→ **Written problem**:
Answer with one number: how many lines have "What".

→ **Data for this exercise**:
▼

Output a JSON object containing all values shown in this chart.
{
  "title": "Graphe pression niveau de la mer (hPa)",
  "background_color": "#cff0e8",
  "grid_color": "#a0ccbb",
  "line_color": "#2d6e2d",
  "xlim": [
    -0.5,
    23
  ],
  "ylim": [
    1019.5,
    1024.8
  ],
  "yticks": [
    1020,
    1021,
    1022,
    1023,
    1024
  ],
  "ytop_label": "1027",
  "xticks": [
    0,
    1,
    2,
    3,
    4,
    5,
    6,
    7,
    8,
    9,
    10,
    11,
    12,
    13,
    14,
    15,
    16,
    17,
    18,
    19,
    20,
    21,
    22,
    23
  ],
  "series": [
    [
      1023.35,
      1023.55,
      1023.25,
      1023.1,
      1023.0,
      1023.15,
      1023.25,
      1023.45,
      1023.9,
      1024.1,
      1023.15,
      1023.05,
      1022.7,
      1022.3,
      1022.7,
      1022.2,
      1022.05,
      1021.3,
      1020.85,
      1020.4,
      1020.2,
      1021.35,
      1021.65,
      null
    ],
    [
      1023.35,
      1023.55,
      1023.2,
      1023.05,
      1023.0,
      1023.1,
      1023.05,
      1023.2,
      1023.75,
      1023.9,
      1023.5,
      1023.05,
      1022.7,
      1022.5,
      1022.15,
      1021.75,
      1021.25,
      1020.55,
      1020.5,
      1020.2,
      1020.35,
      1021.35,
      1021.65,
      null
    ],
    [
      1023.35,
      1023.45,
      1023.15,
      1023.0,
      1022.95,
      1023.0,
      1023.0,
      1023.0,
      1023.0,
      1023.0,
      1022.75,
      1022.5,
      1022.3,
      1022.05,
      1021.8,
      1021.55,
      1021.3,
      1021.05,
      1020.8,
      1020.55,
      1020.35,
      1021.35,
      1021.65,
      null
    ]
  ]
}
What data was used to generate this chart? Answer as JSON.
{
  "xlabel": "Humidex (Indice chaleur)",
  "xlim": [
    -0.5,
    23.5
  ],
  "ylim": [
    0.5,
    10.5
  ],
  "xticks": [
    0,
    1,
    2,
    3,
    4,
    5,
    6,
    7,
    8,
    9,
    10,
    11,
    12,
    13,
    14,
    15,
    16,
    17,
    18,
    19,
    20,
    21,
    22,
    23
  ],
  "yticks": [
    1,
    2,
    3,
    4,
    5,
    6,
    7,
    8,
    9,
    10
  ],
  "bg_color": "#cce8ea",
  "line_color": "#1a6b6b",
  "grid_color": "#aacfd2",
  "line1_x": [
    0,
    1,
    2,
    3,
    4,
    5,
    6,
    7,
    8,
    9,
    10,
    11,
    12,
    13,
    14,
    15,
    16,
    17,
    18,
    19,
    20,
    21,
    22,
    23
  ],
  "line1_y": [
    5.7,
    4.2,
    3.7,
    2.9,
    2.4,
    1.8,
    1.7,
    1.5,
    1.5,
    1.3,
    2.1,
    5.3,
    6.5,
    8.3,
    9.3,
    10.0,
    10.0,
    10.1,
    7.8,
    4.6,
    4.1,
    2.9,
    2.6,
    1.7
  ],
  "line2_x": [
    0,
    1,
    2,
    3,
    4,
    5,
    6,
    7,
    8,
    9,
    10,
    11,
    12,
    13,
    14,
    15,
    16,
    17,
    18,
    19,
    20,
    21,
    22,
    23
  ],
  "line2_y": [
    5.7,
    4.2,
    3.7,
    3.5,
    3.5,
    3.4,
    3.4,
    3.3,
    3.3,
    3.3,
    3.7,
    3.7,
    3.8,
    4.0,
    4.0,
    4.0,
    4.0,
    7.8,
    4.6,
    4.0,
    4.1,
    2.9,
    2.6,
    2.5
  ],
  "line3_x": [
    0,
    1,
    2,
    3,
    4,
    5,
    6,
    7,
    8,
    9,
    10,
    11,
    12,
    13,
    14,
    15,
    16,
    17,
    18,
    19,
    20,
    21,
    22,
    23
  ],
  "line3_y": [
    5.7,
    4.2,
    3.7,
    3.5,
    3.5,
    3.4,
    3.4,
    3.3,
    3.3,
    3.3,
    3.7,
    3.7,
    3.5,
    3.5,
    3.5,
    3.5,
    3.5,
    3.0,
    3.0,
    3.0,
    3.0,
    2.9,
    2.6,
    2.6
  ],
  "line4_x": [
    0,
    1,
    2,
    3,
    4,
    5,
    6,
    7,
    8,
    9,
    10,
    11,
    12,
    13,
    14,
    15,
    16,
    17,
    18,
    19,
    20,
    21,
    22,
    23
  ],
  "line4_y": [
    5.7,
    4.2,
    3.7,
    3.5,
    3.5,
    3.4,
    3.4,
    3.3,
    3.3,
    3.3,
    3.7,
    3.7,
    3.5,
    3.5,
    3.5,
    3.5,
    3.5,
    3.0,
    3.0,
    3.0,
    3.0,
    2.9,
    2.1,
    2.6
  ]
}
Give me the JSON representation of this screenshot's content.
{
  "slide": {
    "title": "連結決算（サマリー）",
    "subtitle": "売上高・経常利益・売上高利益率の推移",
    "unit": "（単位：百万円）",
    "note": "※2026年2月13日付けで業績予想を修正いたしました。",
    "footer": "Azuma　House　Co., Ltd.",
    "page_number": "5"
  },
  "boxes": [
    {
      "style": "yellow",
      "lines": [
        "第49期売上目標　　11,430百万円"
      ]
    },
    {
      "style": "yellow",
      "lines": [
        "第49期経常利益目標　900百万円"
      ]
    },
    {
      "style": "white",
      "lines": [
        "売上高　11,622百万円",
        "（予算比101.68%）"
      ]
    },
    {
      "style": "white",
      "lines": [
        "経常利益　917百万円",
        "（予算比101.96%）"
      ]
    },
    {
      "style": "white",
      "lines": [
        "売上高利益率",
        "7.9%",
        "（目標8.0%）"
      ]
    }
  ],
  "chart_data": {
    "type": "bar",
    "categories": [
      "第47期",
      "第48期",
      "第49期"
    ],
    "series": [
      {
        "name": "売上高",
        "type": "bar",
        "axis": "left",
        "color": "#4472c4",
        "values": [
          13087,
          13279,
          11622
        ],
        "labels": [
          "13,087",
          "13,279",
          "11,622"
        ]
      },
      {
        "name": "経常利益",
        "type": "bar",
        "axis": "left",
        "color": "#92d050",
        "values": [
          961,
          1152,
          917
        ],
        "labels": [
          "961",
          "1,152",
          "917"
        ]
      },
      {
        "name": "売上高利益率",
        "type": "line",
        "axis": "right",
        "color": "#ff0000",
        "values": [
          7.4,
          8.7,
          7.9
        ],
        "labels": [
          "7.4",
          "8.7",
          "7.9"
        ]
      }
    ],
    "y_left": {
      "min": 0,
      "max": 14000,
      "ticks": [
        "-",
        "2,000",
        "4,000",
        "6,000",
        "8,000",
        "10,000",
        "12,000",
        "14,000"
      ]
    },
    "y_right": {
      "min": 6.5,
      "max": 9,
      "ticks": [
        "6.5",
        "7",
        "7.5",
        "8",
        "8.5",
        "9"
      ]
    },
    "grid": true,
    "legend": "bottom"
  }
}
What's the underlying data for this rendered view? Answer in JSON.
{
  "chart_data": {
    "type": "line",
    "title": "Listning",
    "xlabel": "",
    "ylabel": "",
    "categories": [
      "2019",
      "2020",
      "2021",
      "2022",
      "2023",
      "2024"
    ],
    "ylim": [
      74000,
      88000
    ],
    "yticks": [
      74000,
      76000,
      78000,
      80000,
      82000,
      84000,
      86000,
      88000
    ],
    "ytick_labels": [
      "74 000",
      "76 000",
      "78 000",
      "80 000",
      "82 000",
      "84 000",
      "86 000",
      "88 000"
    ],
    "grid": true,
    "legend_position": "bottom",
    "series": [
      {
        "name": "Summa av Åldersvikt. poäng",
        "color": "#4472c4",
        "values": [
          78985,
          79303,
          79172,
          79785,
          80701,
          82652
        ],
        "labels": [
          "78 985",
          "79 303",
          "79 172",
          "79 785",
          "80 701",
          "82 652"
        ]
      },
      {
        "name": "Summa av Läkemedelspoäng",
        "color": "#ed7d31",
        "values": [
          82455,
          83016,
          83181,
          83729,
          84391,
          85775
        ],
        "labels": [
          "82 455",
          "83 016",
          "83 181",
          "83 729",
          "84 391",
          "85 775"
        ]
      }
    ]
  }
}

▲

→ **Written reply**:
2